THE EXERCISE → Find every line with the word "this" and give their count, nothing else.
==== SUPPLIED INFORMATION
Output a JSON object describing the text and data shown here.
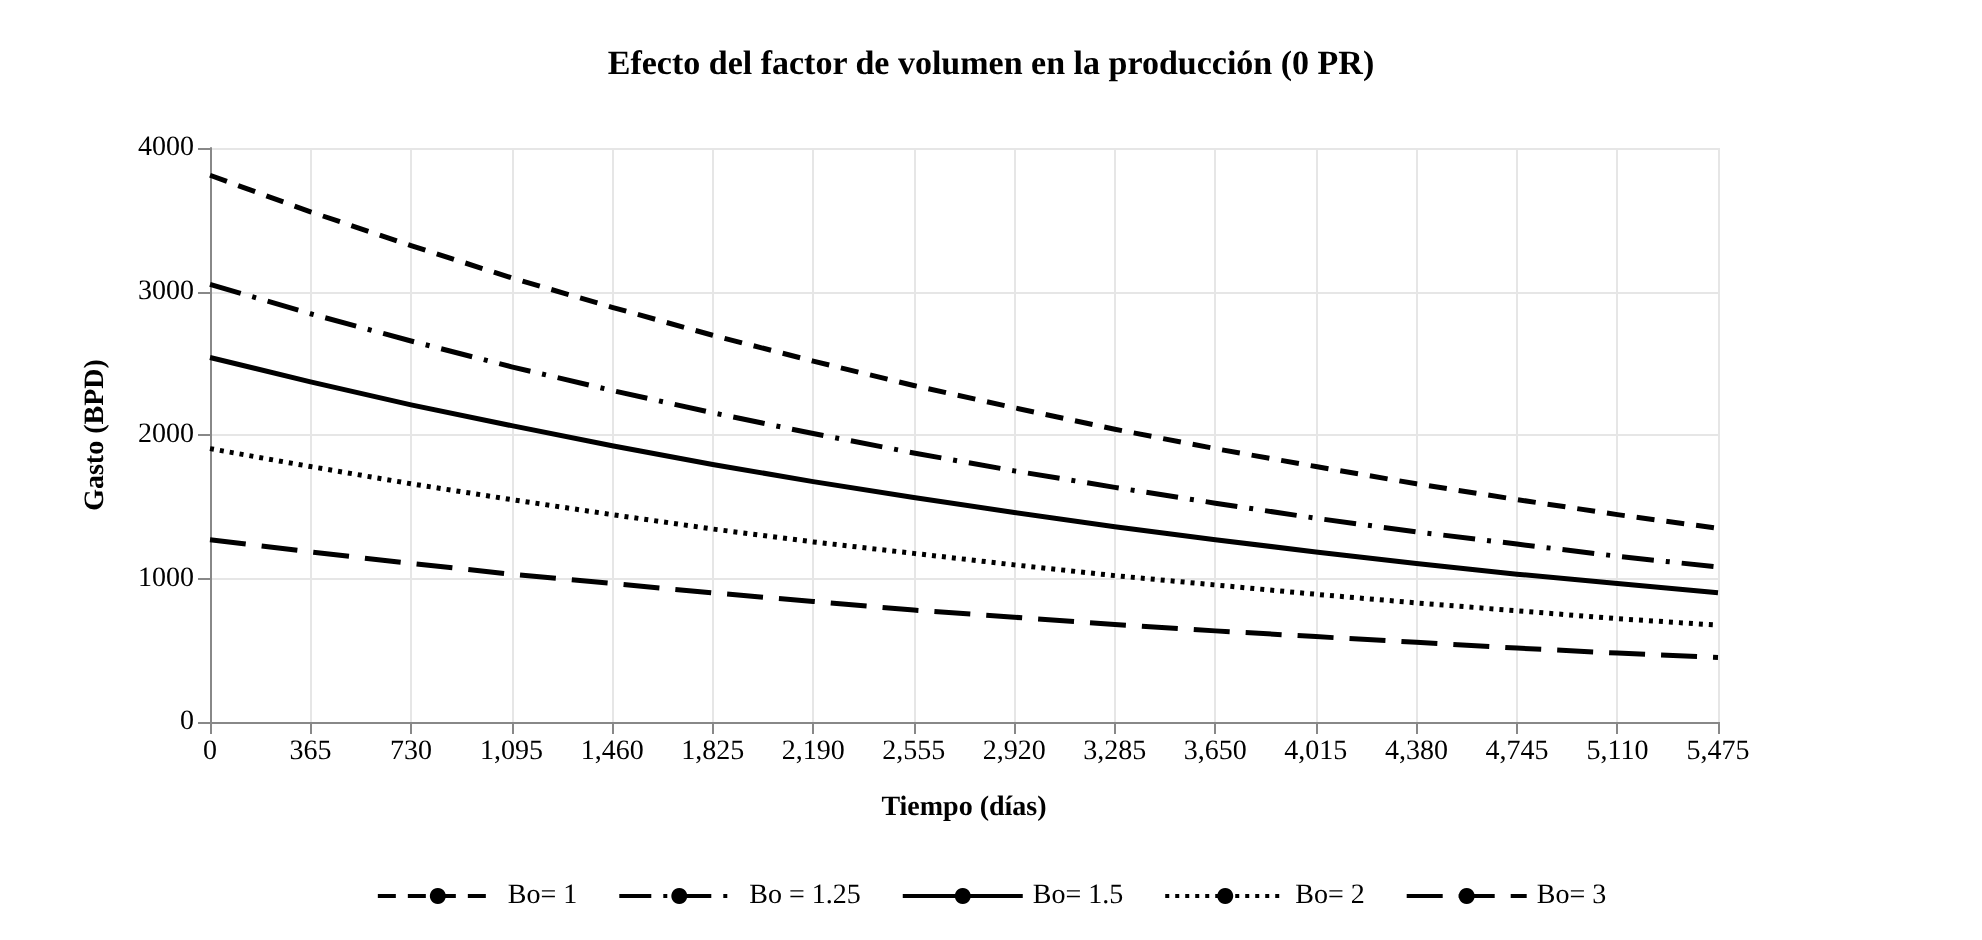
{
  "chart_data": {
    "type": "line",
    "title": "Efecto del factor de volumen en la producción (0 PR)",
    "xlabel": "Tiempo (días)",
    "ylabel": "Gasto (BPD)",
    "x": [
      0,
      365,
      730,
      1095,
      1460,
      1825,
      2190,
      2555,
      2920,
      3285,
      3650,
      4015,
      4380,
      4745,
      5110,
      5475
    ],
    "series": [
      {
        "name": "Bo= 1",
        "color": "#000000",
        "line_style": "dashed",
        "values": [
          3810,
          3555,
          3320,
          3095,
          2890,
          2695,
          2515,
          2345,
          2190,
          2040,
          1905,
          1780,
          1660,
          1550,
          1445,
          1350
        ]
      },
      {
        "name": "Bo = 1.25",
        "color": "#000000",
        "line_style": "dashdot",
        "values": [
          3050,
          2845,
          2655,
          2475,
          2310,
          2155,
          2010,
          1875,
          1750,
          1635,
          1525,
          1420,
          1325,
          1240,
          1155,
          1080
        ]
      },
      {
        "name": "Bo= 1.5",
        "color": "#000000",
        "line_style": "solid",
        "values": [
          2540,
          2370,
          2210,
          2065,
          1925,
          1795,
          1675,
          1565,
          1460,
          1360,
          1270,
          1185,
          1105,
          1030,
          965,
          900
        ]
      },
      {
        "name": "Bo= 2",
        "color": "#000000",
        "line_style": "dotted",
        "values": [
          1905,
          1780,
          1660,
          1550,
          1445,
          1345,
          1255,
          1175,
          1095,
          1020,
          955,
          890,
          830,
          775,
          720,
          675
        ]
      },
      {
        "name": "Bo= 3",
        "color": "#000000",
        "line_style": "longdash",
        "values": [
          1270,
          1185,
          1105,
          1030,
          965,
          900,
          840,
          780,
          730,
          680,
          635,
          595,
          555,
          515,
          480,
          450
        ]
      }
    ],
    "xlim": [
      0,
      5475
    ],
    "xticks": [
      0,
      365,
      730,
      {
        "value": 1095,
        "label": "1,095"
      },
      {
        "value": 1460,
        "label": "1,460"
      },
      {
        "value": 1825,
        "label": "1,825"
      },
      {
        "value": 2190,
        "label": "2,190"
      },
      {
        "value": 2555,
        "label": "2,555"
      },
      {
        "value": 2920,
        "label": "2,920"
      },
      {
        "value": 3285,
        "label": "3,285"
      },
      {
        "value": 3650,
        "label": "3,650"
      },
      {
        "value": 4015,
        "label": "4,015"
      },
      {
        "value": 4380,
        "label": "4,380"
      },
      {
        "value": 4745,
        "label": "4,745"
      },
      {
        "value": 5110,
        "label": "5,110"
      },
      {
        "value": 5475,
        "label": "5,475"
      }
    ],
    "ylim": [
      0,
      4000
    ],
    "yticks": [
      0,
      1000,
      2000,
      3000,
      4000
    ],
    "grid": true,
    "legend": "bottom",
    "marker": "none"
  }
}
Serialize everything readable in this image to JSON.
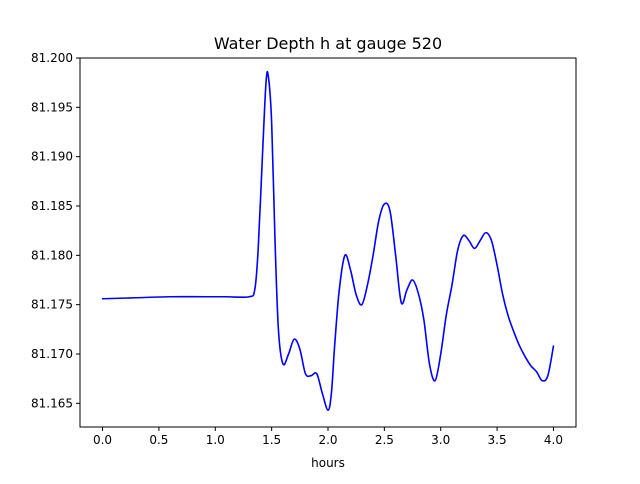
{
  "chart_data": {
    "type": "line",
    "title": "Water Depth h at gauge 520",
    "xlabel": "hours",
    "ylabel": "",
    "xlim": [
      -0.2,
      4.2
    ],
    "ylim": [
      81.1626,
      81.2
    ],
    "grid": false,
    "xticks": [
      0.0,
      0.5,
      1.0,
      1.5,
      2.0,
      2.5,
      3.0,
      3.5,
      4.0
    ],
    "xtick_labels": [
      "0.0",
      "0.5",
      "1.0",
      "1.5",
      "2.0",
      "2.5",
      "3.0",
      "3.5",
      "4.0"
    ],
    "yticks": [
      81.165,
      81.17,
      81.175,
      81.18,
      81.185,
      81.19,
      81.195,
      81.2
    ],
    "ytick_labels": [
      "81.165",
      "81.170",
      "81.175",
      "81.180",
      "81.185",
      "81.190",
      "81.195",
      "81.200"
    ],
    "series": [
      {
        "color": "#0000ff",
        "x": [
          0.0,
          0.3,
          0.6,
          0.9,
          1.1,
          1.3,
          1.35,
          1.38,
          1.42,
          1.45,
          1.47,
          1.5,
          1.53,
          1.56,
          1.6,
          1.65,
          1.7,
          1.75,
          1.8,
          1.85,
          1.9,
          1.95,
          2.0,
          2.03,
          2.06,
          2.1,
          2.15,
          2.2,
          2.25,
          2.3,
          2.35,
          2.4,
          2.45,
          2.5,
          2.55,
          2.6,
          2.65,
          2.7,
          2.75,
          2.8,
          2.85,
          2.9,
          2.95,
          3.0,
          3.05,
          3.1,
          3.15,
          3.2,
          3.25,
          3.3,
          3.35,
          3.4,
          3.45,
          3.5,
          3.55,
          3.6,
          3.65,
          3.7,
          3.75,
          3.8,
          3.85,
          3.9,
          3.95,
          4.0
        ],
        "values": [
          81.1756,
          81.1757,
          81.1758,
          81.1758,
          81.1758,
          81.1758,
          81.1765,
          81.1805,
          81.1905,
          81.1975,
          81.1982,
          81.1935,
          81.1815,
          81.1725,
          81.169,
          81.17,
          81.1715,
          81.1705,
          81.168,
          81.1678,
          81.168,
          81.166,
          81.1643,
          81.166,
          81.171,
          81.1765,
          81.18,
          81.1785,
          81.176,
          81.175,
          81.177,
          81.18,
          81.1835,
          81.1852,
          81.1845,
          81.18,
          81.1752,
          81.1765,
          81.1775,
          81.1762,
          81.1735,
          81.169,
          81.1673,
          81.17,
          81.174,
          81.177,
          81.1805,
          81.182,
          81.1815,
          81.1807,
          81.1815,
          81.1823,
          81.1815,
          81.179,
          81.176,
          81.1738,
          81.1722,
          81.1708,
          81.1697,
          81.1688,
          81.1682,
          81.1673,
          81.1678,
          81.1708
        ]
      }
    ]
  }
}
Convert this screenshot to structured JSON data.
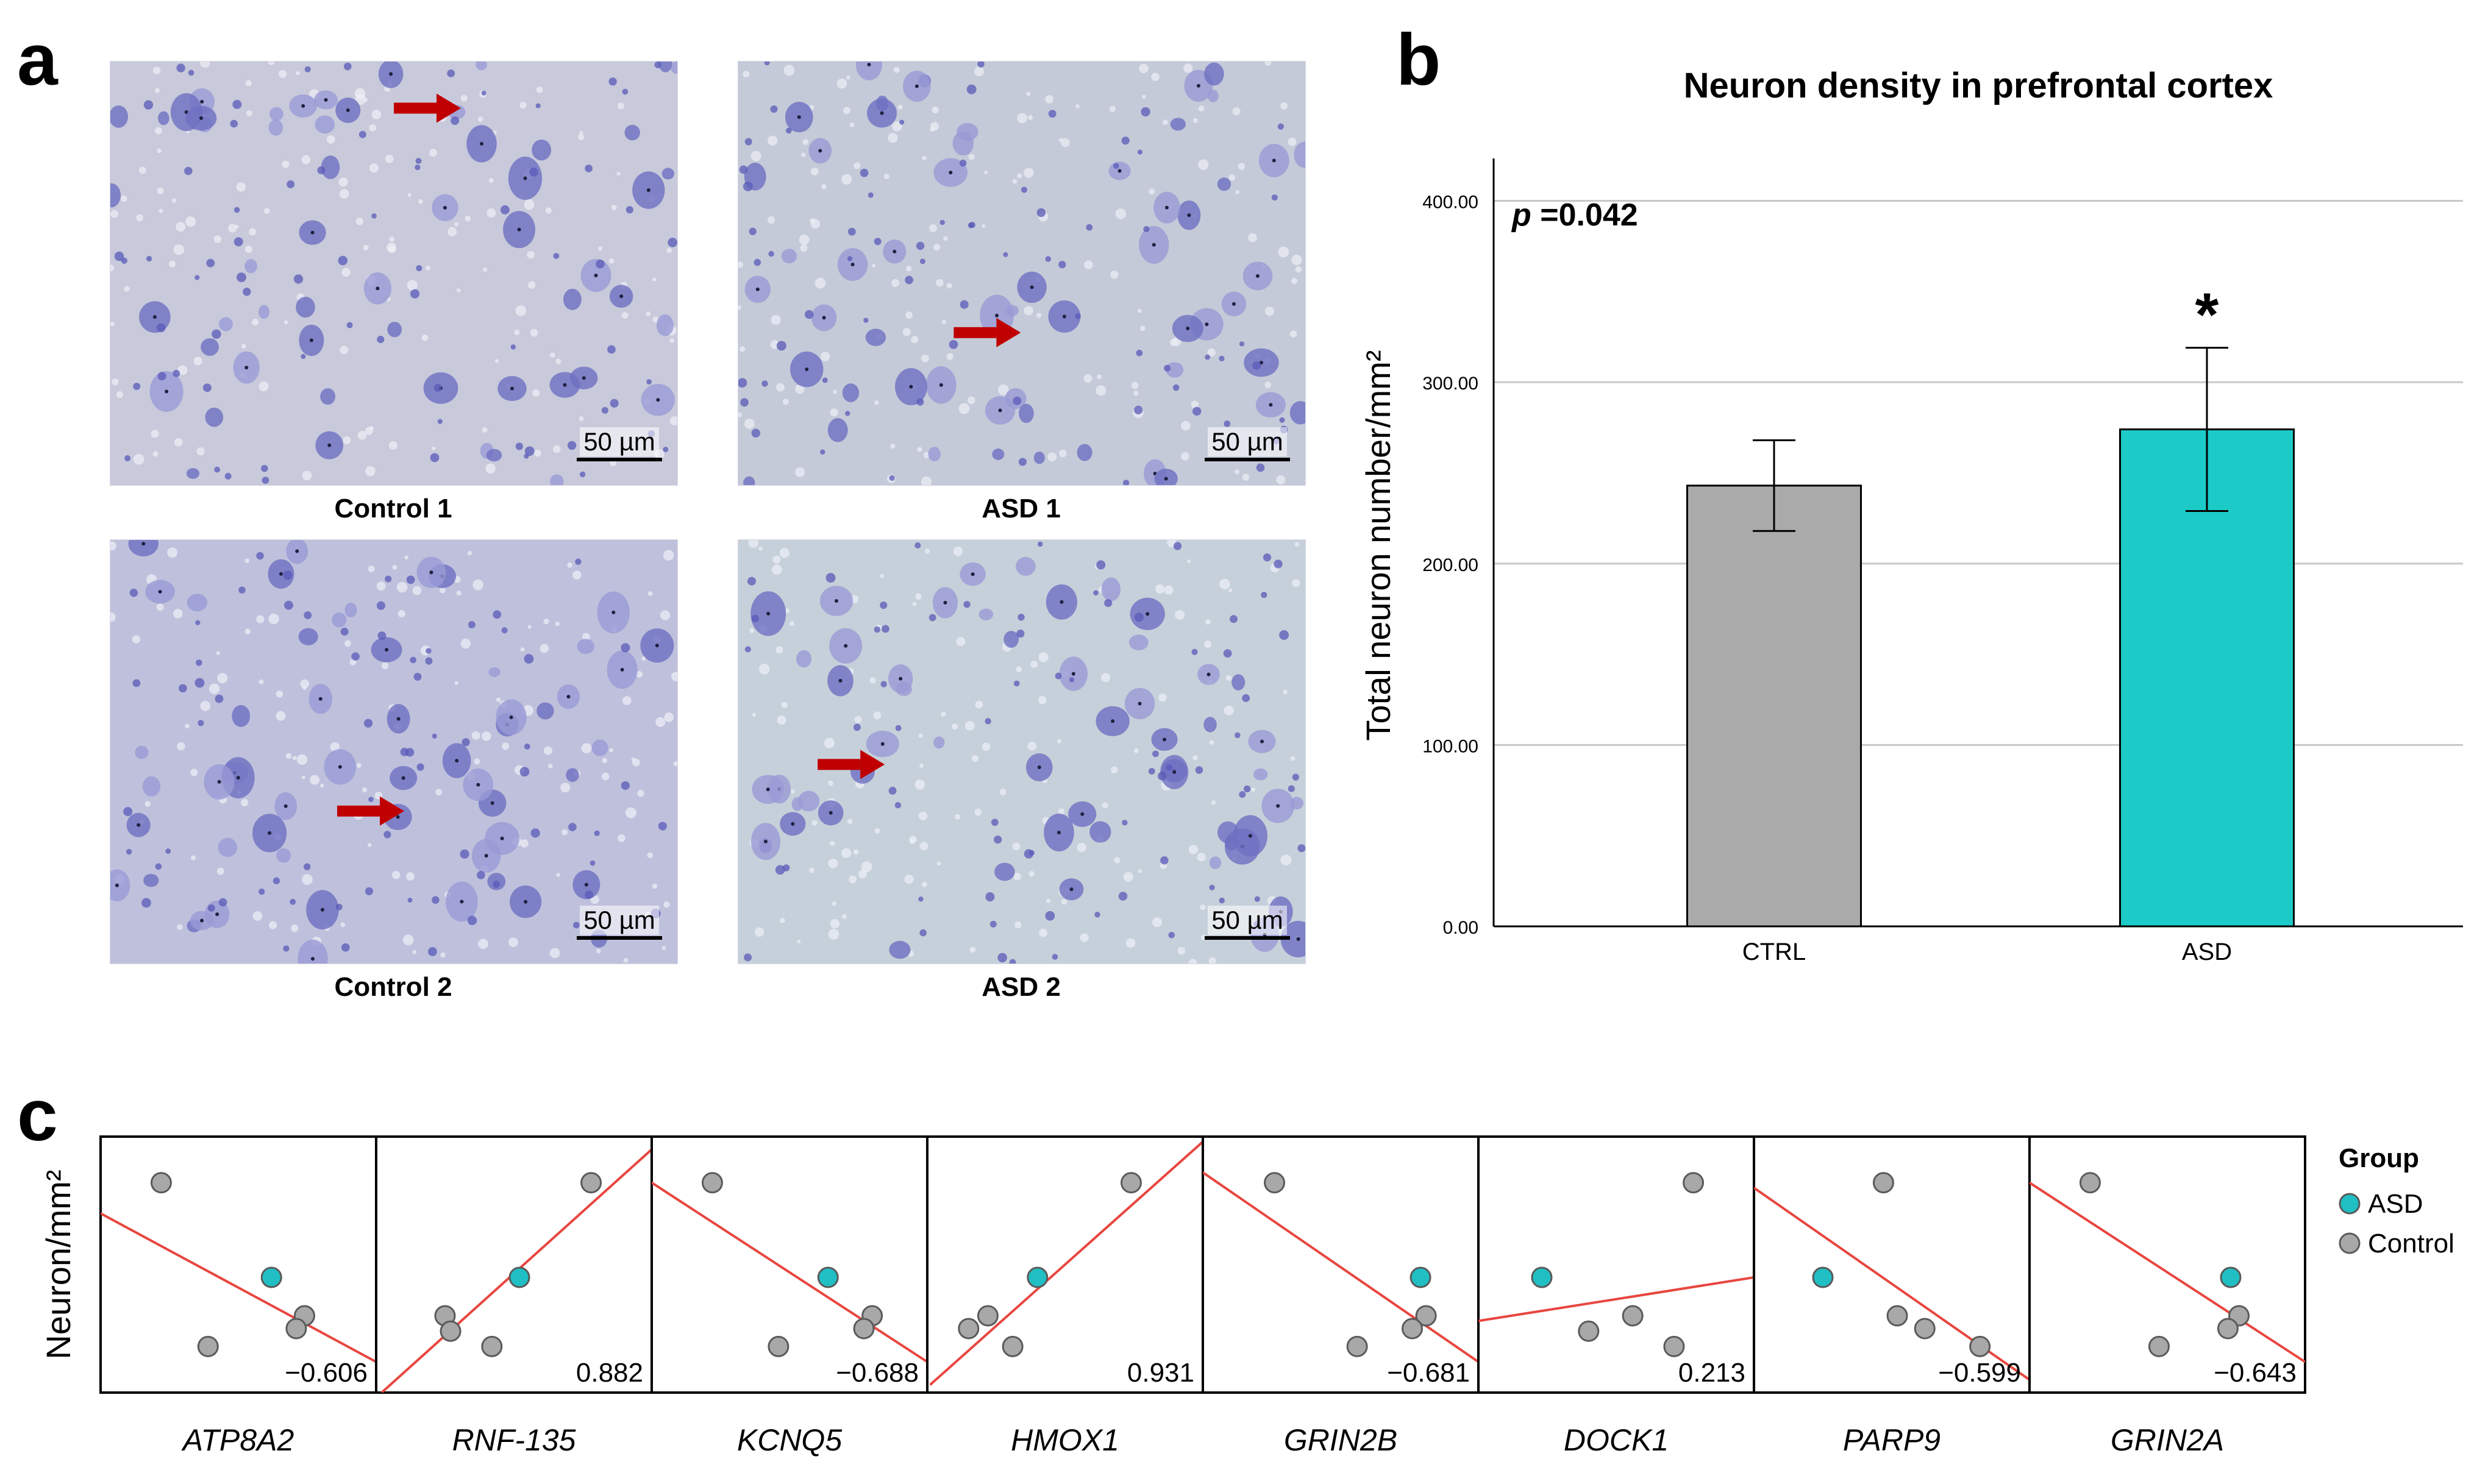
{
  "panel_labels": {
    "a": "a",
    "b": "b",
    "c": "c"
  },
  "panel_a": {
    "images": [
      {
        "caption": "Control 1",
        "scale": "50 µm",
        "tone": "#c8cadb"
      },
      {
        "caption": "ASD 1",
        "scale": "50 µm",
        "tone": "#c4cad8"
      },
      {
        "caption": "Control 2",
        "scale": "50 µm",
        "tone": "#bfc1dc"
      },
      {
        "caption": "ASD 2",
        "scale": "50 µm",
        "tone": "#c6d0da"
      }
    ],
    "colors": {
      "arrow": "#c00000",
      "neuron": "#6e6fc2",
      "neuron_light": "#9a9ad6"
    }
  },
  "chart_data": [
    {
      "type": "bar",
      "title": "Neuron density in prefrontal cortex",
      "annotation_p_label": "p",
      "annotation_p_value": "=0.042",
      "significance_marker": "*",
      "categories": [
        "CTRL",
        "ASD"
      ],
      "values": [
        243,
        274
      ],
      "error_low": [
        218,
        229
      ],
      "error_high": [
        268,
        319
      ],
      "ylabel": "Total neuron number/mm²",
      "ylim": [
        0,
        420
      ],
      "yticks": [
        0,
        100,
        200,
        300,
        400
      ],
      "ytick_labels": [
        "0.00",
        "100.00",
        "200.00",
        "300.00",
        "400.00"
      ],
      "colors": [
        "#aaaaaa",
        "#1ccac8"
      ]
    },
    {
      "type": "scatter",
      "ylabel": "Neuron/mm²",
      "legend_title": "Group",
      "legend": [
        {
          "name": "ASD",
          "color": "#1fbfc4"
        },
        {
          "name": "Control",
          "color": "#a8a8a8"
        }
      ],
      "facets": [
        {
          "gene": "ATP8A2",
          "r": "−0.606",
          "points": [
            [
              0.22,
              0.82
            ],
            [
              0.62,
              0.45
            ],
            [
              0.74,
              0.3
            ],
            [
              0.71,
              0.25
            ],
            [
              0.39,
              0.18
            ]
          ],
          "groups": [
            "Control",
            "ASD",
            "Control",
            "Control",
            "Control"
          ],
          "line": [
            [
              0,
              0.7
            ],
            [
              1,
              0.12
            ]
          ]
        },
        {
          "gene": "RNF-135",
          "r": "0.882",
          "points": [
            [
              0.78,
              0.82
            ],
            [
              0.52,
              0.45
            ],
            [
              0.25,
              0.3
            ],
            [
              0.27,
              0.24
            ],
            [
              0.42,
              0.18
            ]
          ],
          "groups": [
            "Control",
            "ASD",
            "Control",
            "Control",
            "Control"
          ],
          "line": [
            [
              0.02,
              0
            ],
            [
              1,
              0.95
            ]
          ]
        },
        {
          "gene": "KCNQ5",
          "r": "−0.688",
          "points": [
            [
              0.22,
              0.82
            ],
            [
              0.64,
              0.45
            ],
            [
              0.8,
              0.3
            ],
            [
              0.77,
              0.25
            ],
            [
              0.46,
              0.18
            ]
          ],
          "groups": [
            "Control",
            "ASD",
            "Control",
            "Control",
            "Control"
          ],
          "line": [
            [
              0,
              0.82
            ],
            [
              1,
              0.12
            ]
          ]
        },
        {
          "gene": "HMOX1",
          "r": "0.931",
          "points": [
            [
              0.74,
              0.82
            ],
            [
              0.4,
              0.45
            ],
            [
              0.22,
              0.3
            ],
            [
              0.15,
              0.25
            ],
            [
              0.31,
              0.18
            ]
          ],
          "groups": [
            "Control",
            "ASD",
            "Control",
            "Control",
            "Control"
          ],
          "line": [
            [
              0.01,
              0.03
            ],
            [
              1,
              0.98
            ]
          ]
        },
        {
          "gene": "GRIN2B",
          "r": "−0.681",
          "points": [
            [
              0.26,
              0.82
            ],
            [
              0.79,
              0.45
            ],
            [
              0.81,
              0.3
            ],
            [
              0.76,
              0.25
            ],
            [
              0.56,
              0.18
            ]
          ],
          "groups": [
            "Control",
            "ASD",
            "Control",
            "Control",
            "Control"
          ],
          "line": [
            [
              0,
              0.86
            ],
            [
              1,
              0.12
            ]
          ]
        },
        {
          "gene": "DOCK1",
          "r": "0.213",
          "points": [
            [
              0.78,
              0.82
            ],
            [
              0.23,
              0.45
            ],
            [
              0.56,
              0.3
            ],
            [
              0.4,
              0.24
            ],
            [
              0.71,
              0.18
            ]
          ],
          "groups": [
            "Control",
            "ASD",
            "Control",
            "Control",
            "Control"
          ],
          "line": [
            [
              0,
              0.28
            ],
            [
              1,
              0.45
            ]
          ]
        },
        {
          "gene": "PARP9",
          "r": "−0.599",
          "points": [
            [
              0.47,
              0.82
            ],
            [
              0.25,
              0.45
            ],
            [
              0.52,
              0.3
            ],
            [
              0.62,
              0.25
            ],
            [
              0.82,
              0.18
            ]
          ],
          "groups": [
            "Control",
            "ASD",
            "Control",
            "Control",
            "Control"
          ],
          "line": [
            [
              0,
              0.8
            ],
            [
              1,
              0.05
            ]
          ]
        },
        {
          "gene": "GRIN2A",
          "r": "−0.643",
          "points": [
            [
              0.22,
              0.82
            ],
            [
              0.73,
              0.45
            ],
            [
              0.76,
              0.3
            ],
            [
              0.72,
              0.25
            ],
            [
              0.47,
              0.18
            ]
          ],
          "groups": [
            "Control",
            "ASD",
            "Control",
            "Control",
            "Control"
          ],
          "line": [
            [
              0,
              0.82
            ],
            [
              1,
              0.12
            ]
          ]
        }
      ],
      "colors": {
        "fit_line": "#e8463f",
        "point_stroke": "#5a5a5a"
      }
    }
  ]
}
========
FULL SOLUTION → 2